### Supplied data ###
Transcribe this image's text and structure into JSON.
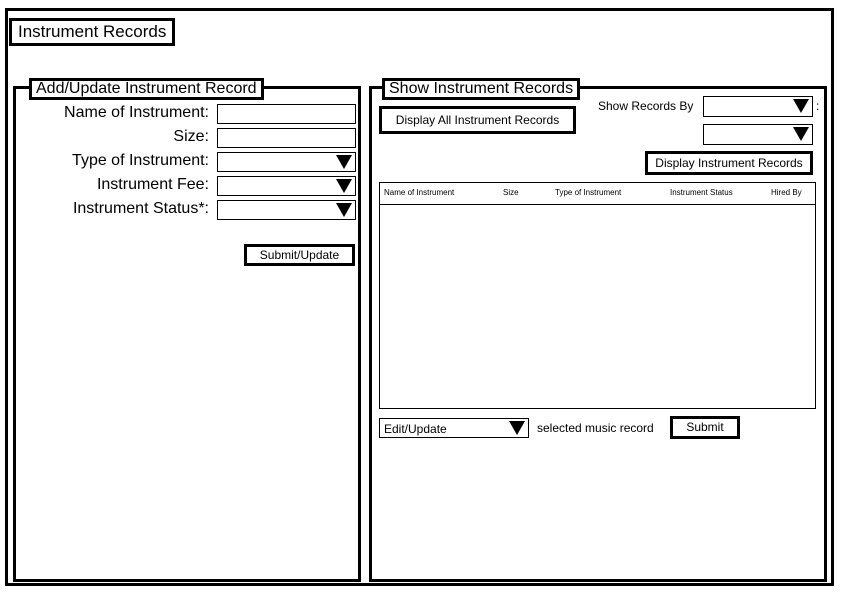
{
  "app_title": "Instrument Records",
  "left_panel": {
    "title": "Add/Update Instrument Record",
    "fields": [
      {
        "label": "Name of Instrument:"
      },
      {
        "label": "Size:"
      },
      {
        "label": "Type of Instrument:"
      },
      {
        "label": "Instrument Fee:"
      },
      {
        "label": "Instrument Status*:"
      }
    ],
    "submit_label": "Submit/Update"
  },
  "right_panel": {
    "title": "Show Instrument Records",
    "display_all_label": "Display All Instrument Records",
    "show_records_by_label": "Show Records By",
    "colon": ":",
    "display_records_label": "Display Instrument Records",
    "table_columns": [
      "Name of Instrument",
      "Size",
      "Type of Instrument",
      "Instrument Status",
      "Hired By"
    ],
    "action_select_value": "Edit/Update",
    "selected_text": "selected music record",
    "submit_label": "Submit"
  }
}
###
Print each record exactly as it stands, leaving the images out.

### Expected answer
Transcribe this image's text and structure into JSON.
{
  "app_title": "Instrument Records",
  "left_panel": {
    "title": "Add/Update Instrument Record",
    "fields": [
      {
        "label": "Name of Instrument:"
      },
      {
        "label": "Size:"
      },
      {
        "label": "Type of Instrument:"
      },
      {
        "label": "Instrument Fee:"
      },
      {
        "label": "Instrument Status*:"
      }
    ],
    "submit_label": "Submit/Update"
  },
  "right_panel": {
    "title": "Show Instrument Records",
    "display_all_label": "Display All Instrument Records",
    "show_records_by_label": "Show Records By",
    "colon": ":",
    "display_records_label": "Display Instrument Records",
    "table_columns": [
      "Name of Instrument",
      "Size",
      "Type of Instrument",
      "Instrument Status",
      "Hired By"
    ],
    "action_select_value": "Edit/Update",
    "selected_text": "selected music record",
    "submit_label": "Submit"
  }
}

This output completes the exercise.